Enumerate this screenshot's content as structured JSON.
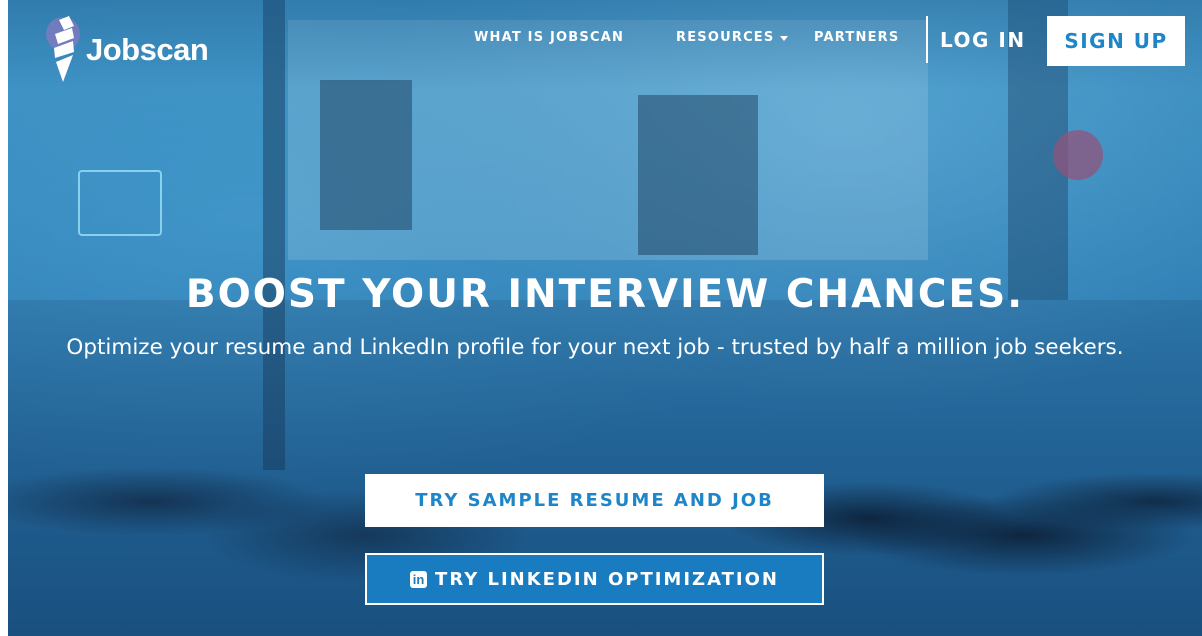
{
  "brand": {
    "name": "Jobscan",
    "accent_color": "#1e86c8",
    "overlay_color": "#2896d2"
  },
  "nav": {
    "what_is": "WHAT IS JOBSCAN",
    "resources": "RESOURCES",
    "partners": "PARTNERS",
    "login": "LOG IN",
    "signup": "SIGN UP"
  },
  "hero": {
    "headline": "BOOST YOUR INTERVIEW CHANCES.",
    "subline": "Optimize your resume and LinkedIn profile for your next job - trusted by half a million job seekers.",
    "sample_button": "TRY SAMPLE RESUME AND JOB",
    "linkedin_button": "TRY LINKEDIN OPTIMIZATION",
    "linkedin_icon": "in"
  },
  "icons": {
    "logo": "tie-icon",
    "resources_caret": "caret-down-icon",
    "linkedin": "linkedin-icon"
  }
}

---

__Task statement__
Retype all entries exactly as they appear, dropping the images.

__The result__
Enumerate this screenshot's content as structured JSON.
{
  "brand": {
    "name": "Jobscan",
    "accent_color": "#1e86c8",
    "overlay_color": "#2896d2"
  },
  "nav": {
    "what_is": "WHAT IS JOBSCAN",
    "resources": "RESOURCES",
    "partners": "PARTNERS",
    "login": "LOG IN",
    "signup": "SIGN UP"
  },
  "hero": {
    "headline": "BOOST YOUR INTERVIEW CHANCES.",
    "subline": "Optimize your resume and LinkedIn profile for your next job - trusted by half a million job seekers.",
    "sample_button": "TRY SAMPLE RESUME AND JOB",
    "linkedin_button": "TRY LINKEDIN OPTIMIZATION",
    "linkedin_icon": "in"
  },
  "icons": {
    "logo": "tie-icon",
    "resources_caret": "caret-down-icon",
    "linkedin": "linkedin-icon"
  }
}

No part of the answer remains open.